The request:
Which lines in the material below contain the word "Сменить"? Copy each of them.

Listed records:
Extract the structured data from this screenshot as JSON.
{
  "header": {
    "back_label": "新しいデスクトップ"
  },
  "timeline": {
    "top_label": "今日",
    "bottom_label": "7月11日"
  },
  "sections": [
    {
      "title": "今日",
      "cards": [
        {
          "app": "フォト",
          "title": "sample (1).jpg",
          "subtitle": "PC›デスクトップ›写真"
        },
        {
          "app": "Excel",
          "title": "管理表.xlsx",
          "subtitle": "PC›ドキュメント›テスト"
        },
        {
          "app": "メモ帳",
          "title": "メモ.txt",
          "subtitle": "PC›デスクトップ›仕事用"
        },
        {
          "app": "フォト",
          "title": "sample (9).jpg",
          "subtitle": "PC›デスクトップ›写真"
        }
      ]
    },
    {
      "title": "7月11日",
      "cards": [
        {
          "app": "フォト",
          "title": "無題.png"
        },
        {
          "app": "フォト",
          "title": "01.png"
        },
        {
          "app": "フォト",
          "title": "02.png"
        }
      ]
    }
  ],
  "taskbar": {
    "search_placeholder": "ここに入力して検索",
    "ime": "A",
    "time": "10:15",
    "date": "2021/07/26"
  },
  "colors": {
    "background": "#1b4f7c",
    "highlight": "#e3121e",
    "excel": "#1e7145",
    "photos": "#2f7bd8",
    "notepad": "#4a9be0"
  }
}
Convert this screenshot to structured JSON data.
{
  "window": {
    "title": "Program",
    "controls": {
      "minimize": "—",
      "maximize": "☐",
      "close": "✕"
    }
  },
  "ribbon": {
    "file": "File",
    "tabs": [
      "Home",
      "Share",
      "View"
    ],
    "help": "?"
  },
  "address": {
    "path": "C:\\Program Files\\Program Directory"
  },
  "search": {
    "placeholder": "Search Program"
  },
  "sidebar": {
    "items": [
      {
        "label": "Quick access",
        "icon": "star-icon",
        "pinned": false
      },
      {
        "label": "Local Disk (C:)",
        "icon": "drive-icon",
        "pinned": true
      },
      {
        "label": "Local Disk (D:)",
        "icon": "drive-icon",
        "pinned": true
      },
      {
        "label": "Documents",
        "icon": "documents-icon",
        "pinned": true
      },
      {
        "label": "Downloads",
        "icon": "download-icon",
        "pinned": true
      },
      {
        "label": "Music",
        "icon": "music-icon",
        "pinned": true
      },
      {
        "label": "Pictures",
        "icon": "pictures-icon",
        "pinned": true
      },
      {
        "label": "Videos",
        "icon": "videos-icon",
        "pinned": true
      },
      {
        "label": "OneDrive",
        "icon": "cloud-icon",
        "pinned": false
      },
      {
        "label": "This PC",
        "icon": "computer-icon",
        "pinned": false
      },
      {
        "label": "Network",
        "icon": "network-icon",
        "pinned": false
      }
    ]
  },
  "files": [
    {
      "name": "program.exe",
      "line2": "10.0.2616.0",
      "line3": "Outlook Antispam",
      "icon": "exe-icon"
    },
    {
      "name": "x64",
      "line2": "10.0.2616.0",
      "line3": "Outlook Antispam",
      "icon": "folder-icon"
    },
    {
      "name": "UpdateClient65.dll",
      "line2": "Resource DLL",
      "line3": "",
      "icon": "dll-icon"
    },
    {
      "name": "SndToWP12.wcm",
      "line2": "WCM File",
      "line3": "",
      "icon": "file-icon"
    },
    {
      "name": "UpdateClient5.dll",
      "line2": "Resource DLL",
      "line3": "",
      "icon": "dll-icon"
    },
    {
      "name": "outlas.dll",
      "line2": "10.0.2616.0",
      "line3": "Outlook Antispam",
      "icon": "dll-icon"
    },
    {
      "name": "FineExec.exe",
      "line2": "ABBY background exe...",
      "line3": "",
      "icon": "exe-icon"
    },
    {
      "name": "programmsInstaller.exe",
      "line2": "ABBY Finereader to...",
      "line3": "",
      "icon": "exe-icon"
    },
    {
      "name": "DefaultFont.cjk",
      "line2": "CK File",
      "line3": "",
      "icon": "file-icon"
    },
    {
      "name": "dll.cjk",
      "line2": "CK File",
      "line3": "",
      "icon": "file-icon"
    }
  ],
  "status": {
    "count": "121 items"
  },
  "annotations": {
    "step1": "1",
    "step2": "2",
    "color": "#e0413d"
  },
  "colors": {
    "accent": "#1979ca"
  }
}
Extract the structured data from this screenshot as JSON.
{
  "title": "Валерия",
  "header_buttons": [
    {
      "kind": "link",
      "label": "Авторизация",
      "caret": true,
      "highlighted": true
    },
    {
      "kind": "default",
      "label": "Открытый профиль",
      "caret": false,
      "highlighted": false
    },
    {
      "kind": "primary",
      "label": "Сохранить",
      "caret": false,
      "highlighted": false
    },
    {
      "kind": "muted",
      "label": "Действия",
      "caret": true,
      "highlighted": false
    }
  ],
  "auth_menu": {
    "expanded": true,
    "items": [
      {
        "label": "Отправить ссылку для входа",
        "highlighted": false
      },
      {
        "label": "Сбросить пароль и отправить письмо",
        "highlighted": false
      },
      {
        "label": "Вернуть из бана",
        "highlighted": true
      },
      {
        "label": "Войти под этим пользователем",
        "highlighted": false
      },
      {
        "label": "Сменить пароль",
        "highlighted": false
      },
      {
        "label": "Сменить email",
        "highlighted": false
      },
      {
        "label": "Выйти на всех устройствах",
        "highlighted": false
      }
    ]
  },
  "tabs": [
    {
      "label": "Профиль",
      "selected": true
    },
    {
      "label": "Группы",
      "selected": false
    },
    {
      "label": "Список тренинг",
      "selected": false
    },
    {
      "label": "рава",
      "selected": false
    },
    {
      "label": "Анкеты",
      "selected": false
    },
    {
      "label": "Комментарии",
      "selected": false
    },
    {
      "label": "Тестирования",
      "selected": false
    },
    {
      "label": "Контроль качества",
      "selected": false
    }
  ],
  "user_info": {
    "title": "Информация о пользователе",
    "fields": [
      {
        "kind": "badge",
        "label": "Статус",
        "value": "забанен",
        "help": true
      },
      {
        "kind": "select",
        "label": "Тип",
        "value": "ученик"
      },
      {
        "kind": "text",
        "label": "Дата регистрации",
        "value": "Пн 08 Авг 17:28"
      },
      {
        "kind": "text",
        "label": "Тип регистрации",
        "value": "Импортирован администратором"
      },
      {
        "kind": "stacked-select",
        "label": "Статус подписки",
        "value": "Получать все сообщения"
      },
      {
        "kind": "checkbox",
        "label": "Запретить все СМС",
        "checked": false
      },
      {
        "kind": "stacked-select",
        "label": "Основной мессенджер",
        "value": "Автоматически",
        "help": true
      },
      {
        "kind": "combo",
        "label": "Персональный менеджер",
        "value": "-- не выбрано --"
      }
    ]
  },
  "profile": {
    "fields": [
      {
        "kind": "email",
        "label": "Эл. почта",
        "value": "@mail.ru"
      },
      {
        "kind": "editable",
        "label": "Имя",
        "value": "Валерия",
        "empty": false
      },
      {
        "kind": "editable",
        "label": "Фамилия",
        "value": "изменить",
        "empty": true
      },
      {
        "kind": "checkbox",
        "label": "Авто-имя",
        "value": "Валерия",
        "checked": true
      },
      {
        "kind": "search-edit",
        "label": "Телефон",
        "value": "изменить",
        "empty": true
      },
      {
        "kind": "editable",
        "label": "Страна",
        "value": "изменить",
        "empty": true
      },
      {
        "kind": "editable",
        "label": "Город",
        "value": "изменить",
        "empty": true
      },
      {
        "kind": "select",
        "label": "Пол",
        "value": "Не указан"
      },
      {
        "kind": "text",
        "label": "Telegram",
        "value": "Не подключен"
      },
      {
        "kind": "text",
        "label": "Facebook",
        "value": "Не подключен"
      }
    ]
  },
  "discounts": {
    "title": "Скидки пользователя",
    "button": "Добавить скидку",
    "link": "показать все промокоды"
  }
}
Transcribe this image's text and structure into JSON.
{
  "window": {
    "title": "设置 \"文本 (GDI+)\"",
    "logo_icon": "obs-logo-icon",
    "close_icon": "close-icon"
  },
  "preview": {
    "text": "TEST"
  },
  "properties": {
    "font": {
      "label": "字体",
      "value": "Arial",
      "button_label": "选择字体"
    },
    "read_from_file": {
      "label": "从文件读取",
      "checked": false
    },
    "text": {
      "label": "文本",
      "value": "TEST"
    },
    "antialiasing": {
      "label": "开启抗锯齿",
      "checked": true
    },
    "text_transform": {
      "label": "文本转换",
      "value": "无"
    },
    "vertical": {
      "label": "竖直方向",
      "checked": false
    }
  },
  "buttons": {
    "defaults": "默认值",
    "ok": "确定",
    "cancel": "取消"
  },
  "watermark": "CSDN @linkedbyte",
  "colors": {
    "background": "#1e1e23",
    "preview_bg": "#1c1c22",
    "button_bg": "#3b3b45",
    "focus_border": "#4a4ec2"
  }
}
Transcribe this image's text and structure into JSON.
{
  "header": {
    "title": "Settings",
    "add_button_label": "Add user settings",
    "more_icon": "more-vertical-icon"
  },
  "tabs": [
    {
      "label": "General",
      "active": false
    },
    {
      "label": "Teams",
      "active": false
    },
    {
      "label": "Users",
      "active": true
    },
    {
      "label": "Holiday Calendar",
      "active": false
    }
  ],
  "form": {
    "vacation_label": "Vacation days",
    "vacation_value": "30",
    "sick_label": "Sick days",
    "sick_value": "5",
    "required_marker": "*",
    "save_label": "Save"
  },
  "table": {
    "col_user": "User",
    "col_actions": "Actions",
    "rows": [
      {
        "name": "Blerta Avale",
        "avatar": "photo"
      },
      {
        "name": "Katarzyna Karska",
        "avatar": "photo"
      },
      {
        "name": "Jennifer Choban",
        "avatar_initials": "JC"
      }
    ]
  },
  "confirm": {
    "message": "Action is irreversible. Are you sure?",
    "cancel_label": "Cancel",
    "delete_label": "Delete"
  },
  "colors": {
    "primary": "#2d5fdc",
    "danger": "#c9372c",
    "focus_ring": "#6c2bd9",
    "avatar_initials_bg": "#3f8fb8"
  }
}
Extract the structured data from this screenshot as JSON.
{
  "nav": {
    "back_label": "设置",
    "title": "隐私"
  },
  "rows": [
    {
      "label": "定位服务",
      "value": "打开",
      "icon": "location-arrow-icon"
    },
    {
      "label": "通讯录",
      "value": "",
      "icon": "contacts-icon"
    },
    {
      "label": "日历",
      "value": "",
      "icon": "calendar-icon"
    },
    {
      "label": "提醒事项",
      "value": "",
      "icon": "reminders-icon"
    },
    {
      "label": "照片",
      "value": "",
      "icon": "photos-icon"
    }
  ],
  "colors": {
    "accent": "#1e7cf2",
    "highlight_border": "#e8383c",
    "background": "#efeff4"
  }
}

Solution to the problem:
        "label": "Сменить пароль",
        "label": "Сменить email",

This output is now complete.